Items listed in a dataset
= = = = = = =
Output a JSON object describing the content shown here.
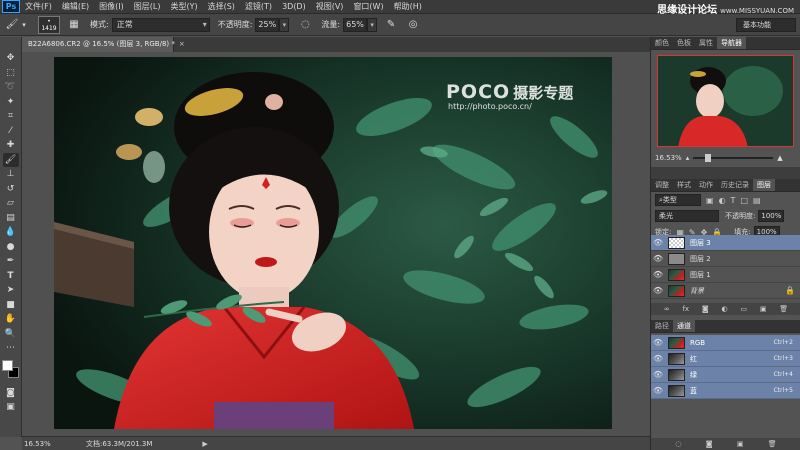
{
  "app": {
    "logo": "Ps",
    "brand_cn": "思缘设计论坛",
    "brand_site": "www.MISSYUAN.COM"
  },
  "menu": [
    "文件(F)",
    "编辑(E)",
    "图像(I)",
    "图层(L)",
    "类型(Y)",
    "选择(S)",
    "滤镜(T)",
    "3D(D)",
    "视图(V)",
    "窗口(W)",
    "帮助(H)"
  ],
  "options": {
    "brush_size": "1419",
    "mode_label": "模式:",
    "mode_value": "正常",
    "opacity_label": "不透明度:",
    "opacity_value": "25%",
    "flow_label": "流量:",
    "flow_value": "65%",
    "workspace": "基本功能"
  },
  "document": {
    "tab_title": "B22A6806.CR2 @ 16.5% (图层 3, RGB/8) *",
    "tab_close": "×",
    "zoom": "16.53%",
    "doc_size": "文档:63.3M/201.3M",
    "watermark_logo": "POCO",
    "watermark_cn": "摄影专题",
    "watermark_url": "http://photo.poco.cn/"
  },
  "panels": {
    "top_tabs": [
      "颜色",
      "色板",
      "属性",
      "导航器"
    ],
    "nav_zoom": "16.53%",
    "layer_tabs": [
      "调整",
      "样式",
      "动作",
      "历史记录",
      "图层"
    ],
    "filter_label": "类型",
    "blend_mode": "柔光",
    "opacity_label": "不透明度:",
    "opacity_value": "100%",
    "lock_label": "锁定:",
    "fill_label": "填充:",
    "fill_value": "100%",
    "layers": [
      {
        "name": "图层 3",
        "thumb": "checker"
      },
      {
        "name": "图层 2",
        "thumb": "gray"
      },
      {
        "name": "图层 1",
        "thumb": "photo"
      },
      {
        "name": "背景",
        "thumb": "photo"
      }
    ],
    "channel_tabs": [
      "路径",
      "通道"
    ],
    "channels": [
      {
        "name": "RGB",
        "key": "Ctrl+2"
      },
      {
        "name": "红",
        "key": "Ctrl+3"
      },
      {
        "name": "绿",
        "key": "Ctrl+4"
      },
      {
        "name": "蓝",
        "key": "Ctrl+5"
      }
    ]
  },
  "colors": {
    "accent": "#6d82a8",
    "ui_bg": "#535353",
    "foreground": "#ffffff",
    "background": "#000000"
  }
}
= = = = = = =
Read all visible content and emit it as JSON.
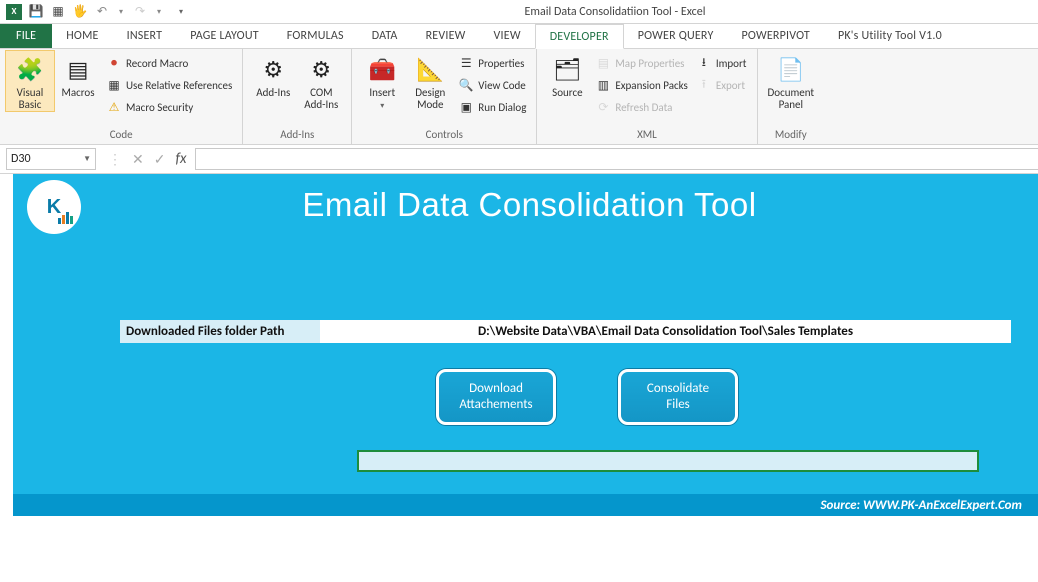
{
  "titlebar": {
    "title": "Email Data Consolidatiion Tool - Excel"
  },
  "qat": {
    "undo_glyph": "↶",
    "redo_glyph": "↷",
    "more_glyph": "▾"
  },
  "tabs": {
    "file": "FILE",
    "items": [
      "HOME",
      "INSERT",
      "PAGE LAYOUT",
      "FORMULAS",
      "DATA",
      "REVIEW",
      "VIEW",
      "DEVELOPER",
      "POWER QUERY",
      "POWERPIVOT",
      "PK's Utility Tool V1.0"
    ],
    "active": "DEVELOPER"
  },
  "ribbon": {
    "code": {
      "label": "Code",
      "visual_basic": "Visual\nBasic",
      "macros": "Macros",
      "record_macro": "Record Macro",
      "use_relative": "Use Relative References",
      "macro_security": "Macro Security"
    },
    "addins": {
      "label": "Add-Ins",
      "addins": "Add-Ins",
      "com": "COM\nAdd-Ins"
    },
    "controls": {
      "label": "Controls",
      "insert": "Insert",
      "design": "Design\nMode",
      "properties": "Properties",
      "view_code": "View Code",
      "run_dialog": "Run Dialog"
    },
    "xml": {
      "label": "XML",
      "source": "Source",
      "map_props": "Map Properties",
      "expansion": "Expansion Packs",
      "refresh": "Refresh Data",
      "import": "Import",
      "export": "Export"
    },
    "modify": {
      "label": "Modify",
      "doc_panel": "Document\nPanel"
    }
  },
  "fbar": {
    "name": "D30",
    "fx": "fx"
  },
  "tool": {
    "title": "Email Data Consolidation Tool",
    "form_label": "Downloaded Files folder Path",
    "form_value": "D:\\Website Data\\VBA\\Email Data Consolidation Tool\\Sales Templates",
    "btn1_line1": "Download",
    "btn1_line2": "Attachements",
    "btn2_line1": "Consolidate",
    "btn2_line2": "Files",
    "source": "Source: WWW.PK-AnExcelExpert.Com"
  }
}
= = = = = = =
● **Set task**
Where a line of the entries contains the word "Email", copy that line.

● **Correct result**
    "title": "Email Data Consolidatiion Tool - Excel"
    "title": "Email Data Consolidation Tool",
    "form_value": "D:\\Website Data\\VBA\\Email Data Consolidation Tool\\Sales Templates",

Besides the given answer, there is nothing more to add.